┌─ Provided material

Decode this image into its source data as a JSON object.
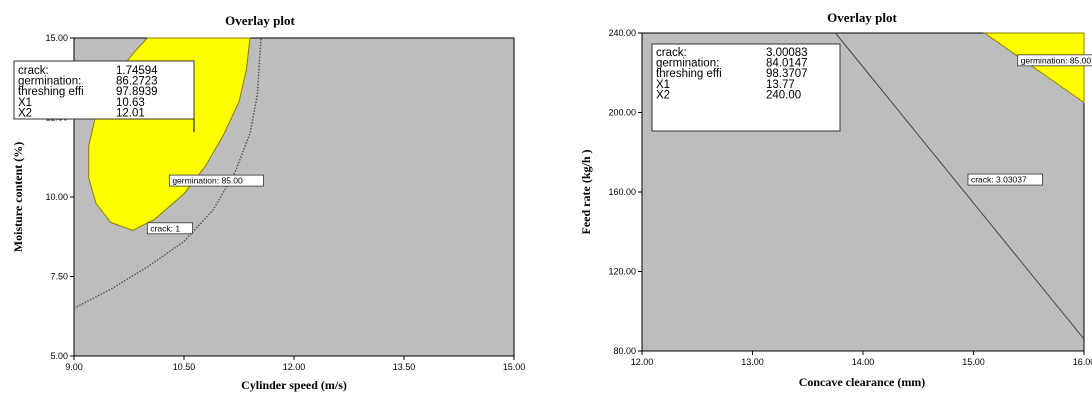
{
  "colors": {
    "region": "#bdbdbd",
    "feasible": "#ffff00",
    "edge": "#8a7d00",
    "line": "#444444"
  },
  "chart_data": [
    {
      "type": "contour",
      "title": "Overlay plot",
      "xlabel": "Cylinder speed (m/s)",
      "ylabel": "Moisture content (%)",
      "xlim": [
        9.0,
        15.0
      ],
      "ylim": [
        5.0,
        15.0
      ],
      "xticks": [
        "9.00",
        "10.50",
        "12.00",
        "13.50",
        "15.00"
      ],
      "yticks": [
        "5.00",
        "7.50",
        "10.00",
        "12.50",
        "15.00"
      ],
      "info": [
        {
          "label": "crack:",
          "value": "1.74594"
        },
        {
          "label": "germination:",
          "value": "86.2723"
        },
        {
          "label": "threshing effi",
          "value": "97.8939"
        },
        {
          "label": "X1",
          "value": "10.63"
        },
        {
          "label": "X2",
          "value": "12.01"
        }
      ],
      "flags": [
        {
          "text": "germination: 85.00",
          "x": 10.3,
          "y": 10.5
        },
        {
          "text": "crack: 1",
          "x": 10.0,
          "y": 9.0
        }
      ],
      "germination_contour": [
        [
          11.4,
          15.0
        ],
        [
          11.35,
          14.0
        ],
        [
          11.25,
          13.0
        ],
        [
          11.05,
          12.0
        ],
        [
          10.8,
          11.0
        ],
        [
          10.5,
          10.1
        ],
        [
          10.1,
          9.3
        ],
        [
          9.8,
          8.95
        ],
        [
          9.5,
          9.2
        ],
        [
          9.3,
          9.8
        ],
        [
          9.2,
          10.6
        ],
        [
          9.2,
          11.6
        ],
        [
          9.3,
          12.6
        ],
        [
          9.5,
          13.6
        ],
        [
          9.8,
          14.5
        ],
        [
          10.0,
          15.0
        ]
      ],
      "crack_contour": [
        [
          9.0,
          6.5
        ],
        [
          9.5,
          7.1
        ],
        [
          10.0,
          7.8
        ],
        [
          10.5,
          8.6
        ],
        [
          10.9,
          9.6
        ],
        [
          11.2,
          10.8
        ],
        [
          11.4,
          12.0
        ],
        [
          11.5,
          13.2
        ],
        [
          11.55,
          15.0
        ]
      ]
    },
    {
      "type": "contour",
      "title": "Overlay plot",
      "xlabel": "Concave clearance (mm)",
      "ylabel": "Feed rate (kg/h   )",
      "xlim": [
        12.0,
        16.0
      ],
      "ylim": [
        80.0,
        240.0
      ],
      "xticks": [
        "12.00",
        "13.00",
        "14.00",
        "15.00",
        "16.00"
      ],
      "yticks": [
        "80.00",
        "120.00",
        "160.00",
        "200.00",
        "240.00"
      ],
      "info": [
        {
          "label": "crack:",
          "value": "3.00083"
        },
        {
          "label": "germination:",
          "value": "84.0147"
        },
        {
          "label": "threshing effi",
          "value": "98.3707"
        },
        {
          "label": "X1",
          "value": "13.77"
        },
        {
          "label": "X2",
          "value": "240.00"
        }
      ],
      "flags": [
        {
          "text": "germination: 85.00",
          "x": 15.4,
          "y": 226.0
        },
        {
          "text": "crack: 3.03037",
          "x": 14.95,
          "y": 166.0
        }
      ],
      "germination_contour": [
        [
          15.1,
          240.0
        ],
        [
          16.0,
          240.0
        ],
        [
          16.0,
          205.0
        ]
      ],
      "crack_contour": [
        [
          13.75,
          240.0
        ],
        [
          16.0,
          86.0
        ]
      ]
    }
  ]
}
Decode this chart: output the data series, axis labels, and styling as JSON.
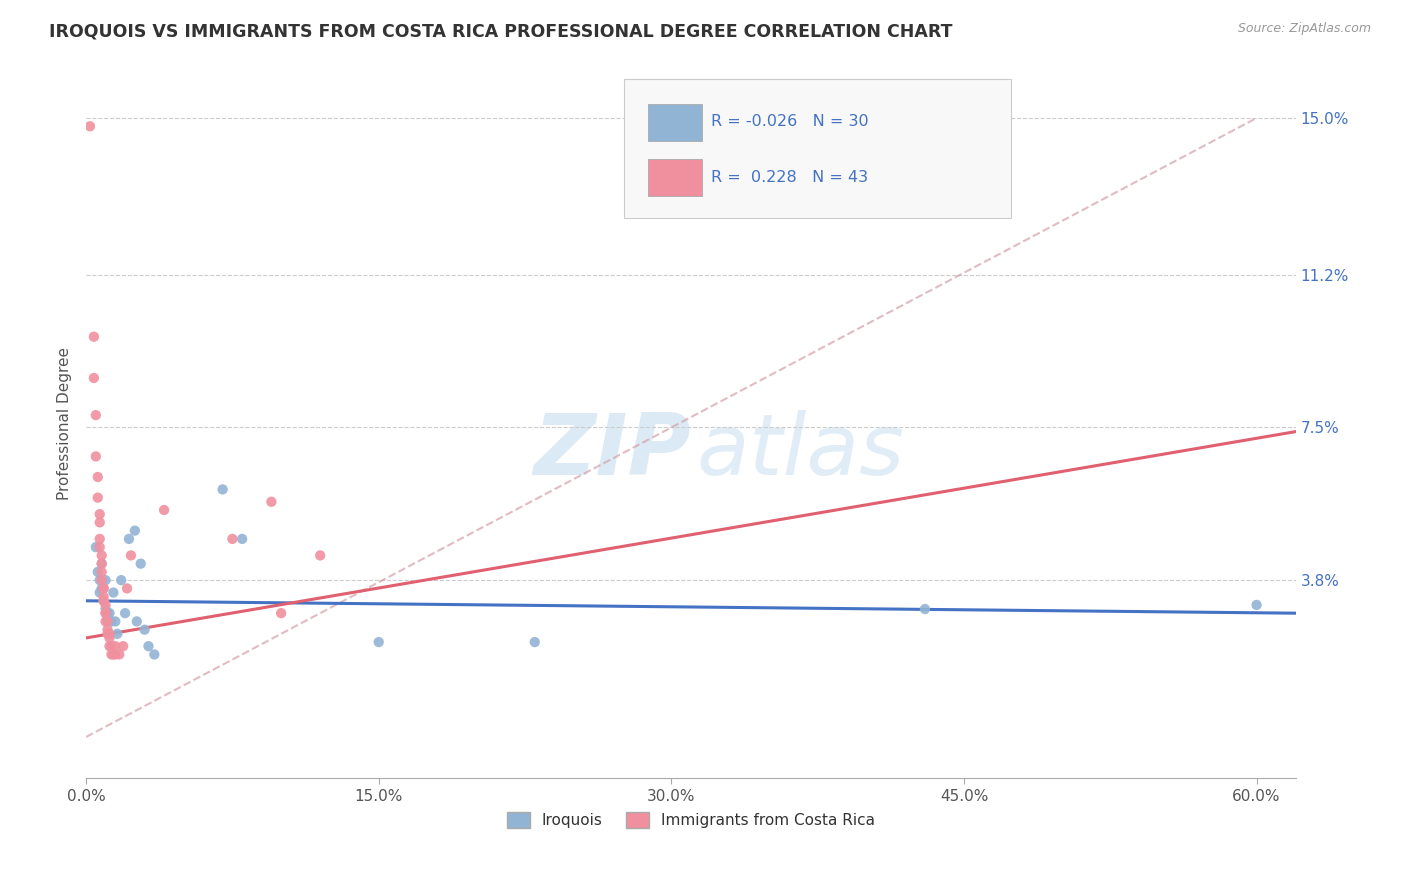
{
  "title": "IROQUOIS VS IMMIGRANTS FROM COSTA RICA PROFESSIONAL DEGREE CORRELATION CHART",
  "source": "Source: ZipAtlas.com",
  "xlabel_ticks": [
    "0.0%",
    "15.0%",
    "30.0%",
    "45.0%",
    "60.0%"
  ],
  "xlabel_vals": [
    0.0,
    0.15,
    0.3,
    0.45,
    0.6
  ],
  "ylabel": "Professional Degree",
  "ylabel_ticks_labels": [
    "3.8%",
    "7.5%",
    "11.2%",
    "15.0%"
  ],
  "ylabel_ticks_vals": [
    0.038,
    0.075,
    0.112,
    0.15
  ],
  "xlim": [
    0.0,
    0.62
  ],
  "ylim": [
    -0.01,
    0.162
  ],
  "legend_r_blue": "-0.026",
  "legend_n_blue": "30",
  "legend_r_pink": "0.228",
  "legend_n_pink": "43",
  "legend_label_blue": "Iroquois",
  "legend_label_pink": "Immigrants from Costa Rica",
  "watermark_zip": "ZIP",
  "watermark_atlas": "atlas",
  "blue_color": "#92b4d4",
  "pink_color": "#f0909f",
  "blue_scatter": [
    [
      0.005,
      0.046
    ],
    [
      0.006,
      0.04
    ],
    [
      0.007,
      0.038
    ],
    [
      0.007,
      0.035
    ],
    [
      0.008,
      0.042
    ],
    [
      0.008,
      0.036
    ],
    [
      0.009,
      0.033
    ],
    [
      0.01,
      0.038
    ],
    [
      0.01,
      0.031
    ],
    [
      0.011,
      0.03
    ],
    [
      0.012,
      0.03
    ],
    [
      0.013,
      0.028
    ],
    [
      0.014,
      0.035
    ],
    [
      0.015,
      0.028
    ],
    [
      0.016,
      0.025
    ],
    [
      0.018,
      0.038
    ],
    [
      0.02,
      0.03
    ],
    [
      0.022,
      0.048
    ],
    [
      0.025,
      0.05
    ],
    [
      0.026,
      0.028
    ],
    [
      0.028,
      0.042
    ],
    [
      0.03,
      0.026
    ],
    [
      0.032,
      0.022
    ],
    [
      0.035,
      0.02
    ],
    [
      0.07,
      0.06
    ],
    [
      0.08,
      0.048
    ],
    [
      0.15,
      0.023
    ],
    [
      0.23,
      0.023
    ],
    [
      0.43,
      0.031
    ],
    [
      0.6,
      0.032
    ]
  ],
  "pink_scatter": [
    [
      0.002,
      0.148
    ],
    [
      0.004,
      0.097
    ],
    [
      0.004,
      0.087
    ],
    [
      0.005,
      0.078
    ],
    [
      0.005,
      0.068
    ],
    [
      0.006,
      0.063
    ],
    [
      0.006,
      0.058
    ],
    [
      0.007,
      0.054
    ],
    [
      0.007,
      0.052
    ],
    [
      0.007,
      0.048
    ],
    [
      0.007,
      0.046
    ],
    [
      0.008,
      0.044
    ],
    [
      0.008,
      0.042
    ],
    [
      0.008,
      0.04
    ],
    [
      0.008,
      0.038
    ],
    [
      0.009,
      0.036
    ],
    [
      0.009,
      0.036
    ],
    [
      0.009,
      0.034
    ],
    [
      0.009,
      0.033
    ],
    [
      0.01,
      0.032
    ],
    [
      0.01,
      0.03
    ],
    [
      0.01,
      0.03
    ],
    [
      0.01,
      0.028
    ],
    [
      0.011,
      0.028
    ],
    [
      0.011,
      0.026
    ],
    [
      0.011,
      0.025
    ],
    [
      0.012,
      0.025
    ],
    [
      0.012,
      0.024
    ],
    [
      0.012,
      0.022
    ],
    [
      0.013,
      0.022
    ],
    [
      0.013,
      0.02
    ],
    [
      0.014,
      0.02
    ],
    [
      0.015,
      0.02
    ],
    [
      0.015,
      0.022
    ],
    [
      0.017,
      0.02
    ],
    [
      0.019,
      0.022
    ],
    [
      0.021,
      0.036
    ],
    [
      0.023,
      0.044
    ],
    [
      0.04,
      0.055
    ],
    [
      0.075,
      0.048
    ],
    [
      0.095,
      0.057
    ],
    [
      0.1,
      0.03
    ],
    [
      0.12,
      0.044
    ]
  ],
  "blue_line_x": [
    0.0,
    0.62
  ],
  "blue_line_y": [
    0.033,
    0.03
  ],
  "pink_line_x": [
    0.0,
    0.62
  ],
  "pink_line_y": [
    0.024,
    0.074
  ],
  "diag_line_x": [
    0.0,
    0.6
  ],
  "diag_line_y": [
    0.0,
    0.15
  ]
}
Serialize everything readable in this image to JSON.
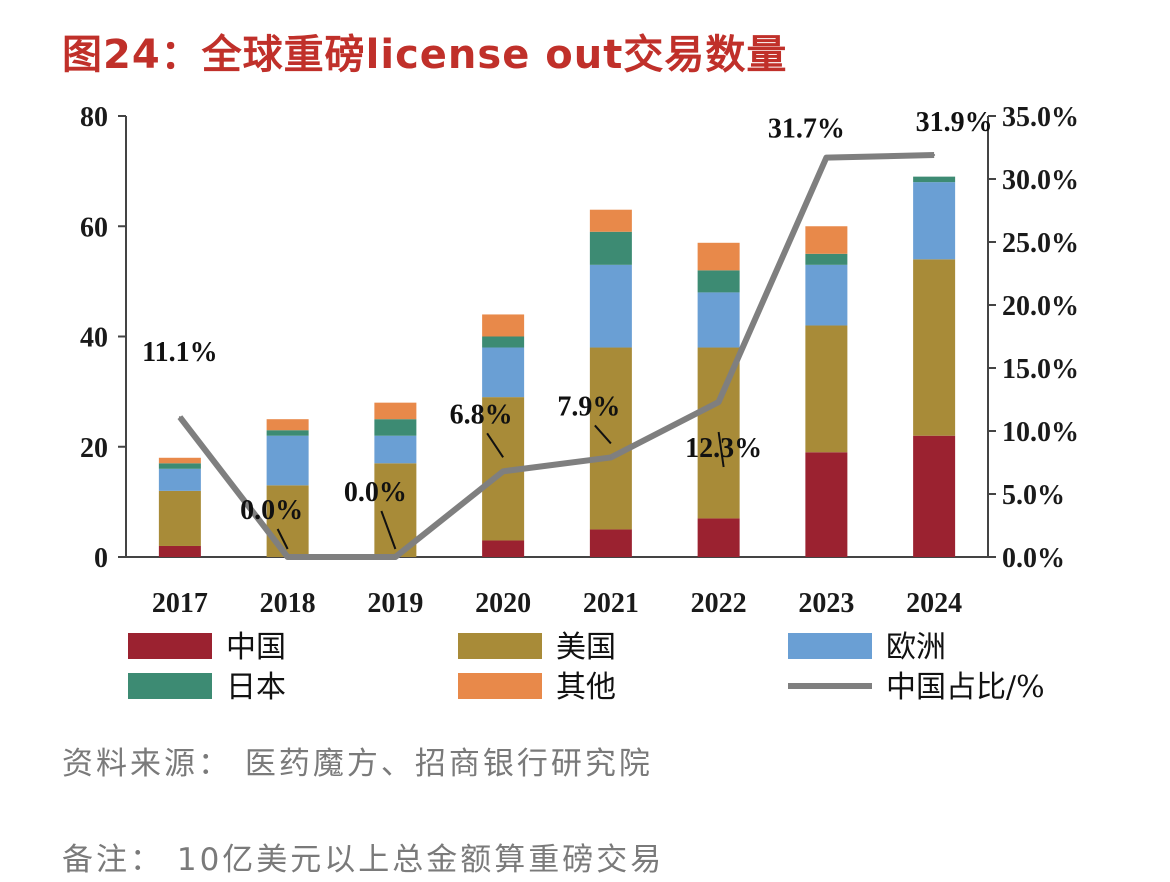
{
  "header": {
    "title": "图24：全球重磅license out交易数量"
  },
  "chart_data": {
    "type": "bar",
    "stacked": true,
    "categories": [
      "2017",
      "2018",
      "2019",
      "2020",
      "2021",
      "2022",
      "2023",
      "2024"
    ],
    "series": [
      {
        "name": "中国",
        "color": "#9b2230",
        "values": [
          2,
          0,
          0,
          3,
          5,
          7,
          19,
          22
        ]
      },
      {
        "name": "美国",
        "color": "#a88b38",
        "values": [
          10,
          13,
          17,
          26,
          33,
          31,
          23,
          32
        ]
      },
      {
        "name": "欧洲",
        "color": "#6a9fd4",
        "values": [
          4,
          9,
          5,
          9,
          15,
          10,
          11,
          14
        ]
      },
      {
        "name": "日本",
        "color": "#3d8b73",
        "values": [
          1,
          1,
          3,
          2,
          6,
          4,
          2,
          1
        ]
      },
      {
        "name": "其他",
        "color": "#e8894a",
        "values": [
          1,
          2,
          3,
          4,
          4,
          5,
          5,
          0
        ]
      }
    ],
    "line": {
      "name": "中国占比/%",
      "color": "#7f7f7f",
      "values": [
        11.1,
        0.0,
        0.0,
        6.8,
        7.9,
        12.3,
        31.7,
        31.9
      ],
      "labels": [
        "11.1%",
        "0.0%",
        "0.0%",
        "6.8%",
        "7.9%",
        "12.3%",
        "31.7%",
        "31.9%"
      ]
    },
    "y_left": {
      "min": 0,
      "max": 80,
      "ticks": [
        "0",
        "20",
        "40",
        "60",
        "80"
      ]
    },
    "y_right": {
      "min": 0,
      "max": 35,
      "ticks": [
        "0.0%",
        "5.0%",
        "10.0%",
        "15.0%",
        "20.0%",
        "25.0%",
        "30.0%",
        "35.0%"
      ]
    },
    "legend": [
      "中国",
      "美国",
      "欧洲",
      "日本",
      "其他",
      "中国占比/%"
    ]
  },
  "footer": {
    "source": "资料来源： 医药魔方、招商银行研究院",
    "note": "备注： 10亿美元以上总金额算重磅交易"
  }
}
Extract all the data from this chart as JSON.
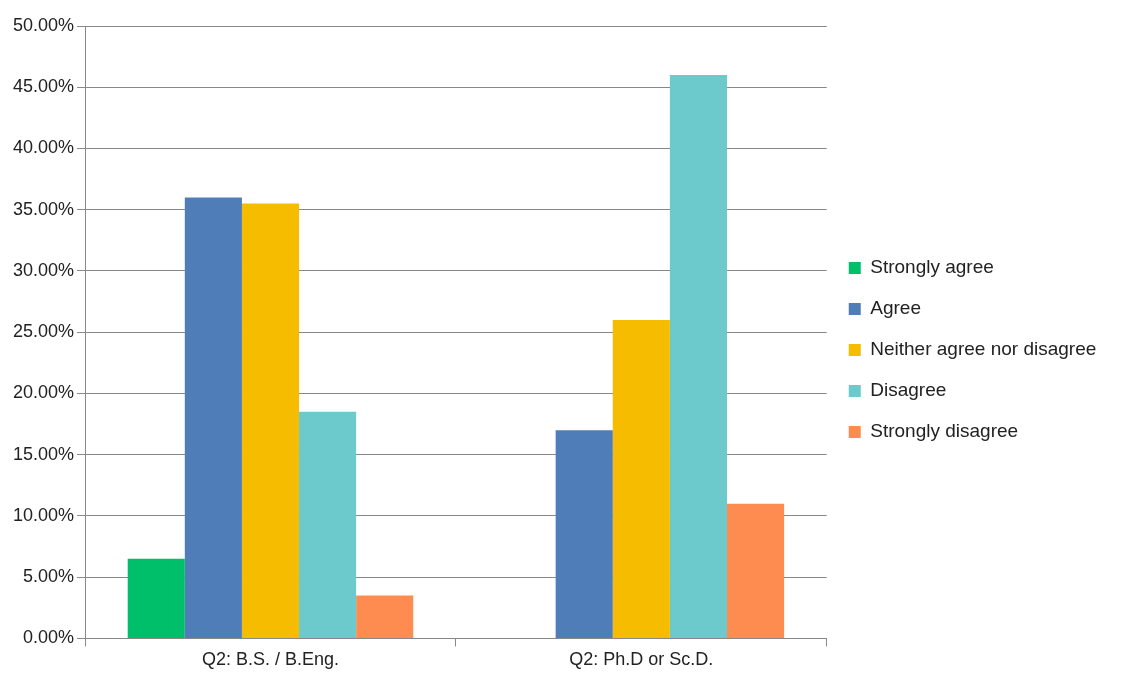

└─

Your objective: Note each line of the entries that has "name" in it, and copy those lines.

The result:
        "name": "中国",
        "name": "美国",
        "name": "欧洲",
        "name": "日本",
        "name": "其他",
      "name": "中国占比/%",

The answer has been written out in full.